* Written task: In the data below, locate each line with the word "complete" and list it.
>> start
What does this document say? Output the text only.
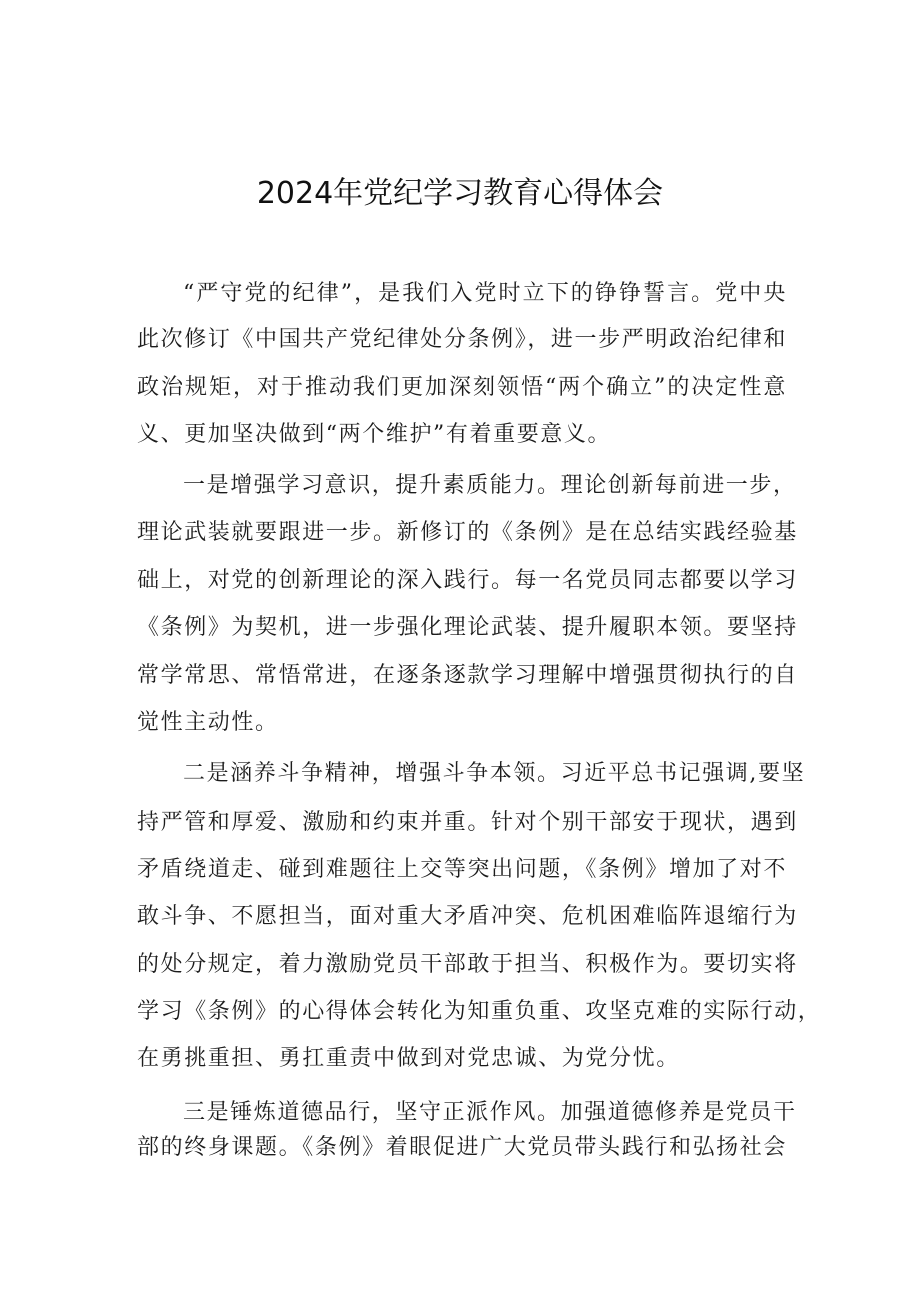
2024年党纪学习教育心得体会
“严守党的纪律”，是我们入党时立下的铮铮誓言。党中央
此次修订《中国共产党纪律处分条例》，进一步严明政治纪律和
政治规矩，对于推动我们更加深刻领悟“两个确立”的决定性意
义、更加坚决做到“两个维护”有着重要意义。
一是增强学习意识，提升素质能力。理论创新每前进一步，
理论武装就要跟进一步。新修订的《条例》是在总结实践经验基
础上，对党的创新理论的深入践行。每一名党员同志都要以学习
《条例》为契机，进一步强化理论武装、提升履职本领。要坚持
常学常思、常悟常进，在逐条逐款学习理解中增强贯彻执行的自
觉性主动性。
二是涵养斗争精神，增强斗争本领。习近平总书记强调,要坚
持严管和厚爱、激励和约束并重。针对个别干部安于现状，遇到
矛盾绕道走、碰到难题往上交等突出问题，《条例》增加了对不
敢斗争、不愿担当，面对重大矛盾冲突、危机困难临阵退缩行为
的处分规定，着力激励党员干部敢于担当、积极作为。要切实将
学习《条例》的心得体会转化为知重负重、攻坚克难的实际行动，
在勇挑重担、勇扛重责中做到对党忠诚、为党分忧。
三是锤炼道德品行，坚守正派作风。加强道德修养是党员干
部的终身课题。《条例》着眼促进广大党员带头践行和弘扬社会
>> end
>> start
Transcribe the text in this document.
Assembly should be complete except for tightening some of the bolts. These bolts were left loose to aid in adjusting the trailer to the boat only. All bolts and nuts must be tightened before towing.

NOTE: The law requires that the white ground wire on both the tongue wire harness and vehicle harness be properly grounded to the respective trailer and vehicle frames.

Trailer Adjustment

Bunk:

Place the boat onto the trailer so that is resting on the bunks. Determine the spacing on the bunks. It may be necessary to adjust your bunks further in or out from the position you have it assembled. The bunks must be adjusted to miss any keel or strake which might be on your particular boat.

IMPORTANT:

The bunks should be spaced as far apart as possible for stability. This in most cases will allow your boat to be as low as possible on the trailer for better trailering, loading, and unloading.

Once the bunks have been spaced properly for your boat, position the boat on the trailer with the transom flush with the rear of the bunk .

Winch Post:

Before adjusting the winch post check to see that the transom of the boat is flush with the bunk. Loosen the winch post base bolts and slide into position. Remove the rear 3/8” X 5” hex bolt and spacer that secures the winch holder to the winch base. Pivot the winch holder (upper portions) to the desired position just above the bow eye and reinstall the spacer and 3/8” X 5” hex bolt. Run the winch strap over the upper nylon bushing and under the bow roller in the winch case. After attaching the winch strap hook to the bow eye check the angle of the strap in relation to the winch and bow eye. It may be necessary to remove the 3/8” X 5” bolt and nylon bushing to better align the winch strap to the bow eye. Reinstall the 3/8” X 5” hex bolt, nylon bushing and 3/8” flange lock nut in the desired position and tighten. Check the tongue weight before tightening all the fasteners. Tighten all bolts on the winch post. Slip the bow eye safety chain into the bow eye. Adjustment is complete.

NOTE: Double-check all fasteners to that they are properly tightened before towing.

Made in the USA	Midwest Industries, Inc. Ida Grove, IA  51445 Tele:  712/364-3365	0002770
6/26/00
>> end
* Answer to this problem:
Assembly should be complete except for tightening some of the bolts. These bolts were left loose to aid in adjusting the trailer to the boat only. All bolts and nuts must be tightened before towing.
Before adjusting the winch post check to see that the transom of the boat is flush with the bunk. Loosen the winch post base bolts and slide into position. Remove the rear 3/8” X 5” hex bolt and spacer that secures the winch holder to the winch base. Pivot the winch holder (upper portions) to the desired position just above the bow eye and reinstall the spacer and 3/8” X 5” hex bolt. Run the winch strap over the upper nylon bushing and under the bow roller in the winch case. After attaching the winch strap hook to the bow eye check the angle of the strap in relation to the winch and bow eye. It may be necessary to remove the 3/8” X 5” bolt and nylon bushing to better align the winch strap to the bow eye. Reinstall the 3/8” X 5” hex bolt, nylon bushing and 3/8” flange lock nut in the desired position and tighten. Check the tongue weight before tightening all the fasteners. Tighten all bolts on the winch post. Slip the bow eye safety chain into the bow eye. Adjustment is complete.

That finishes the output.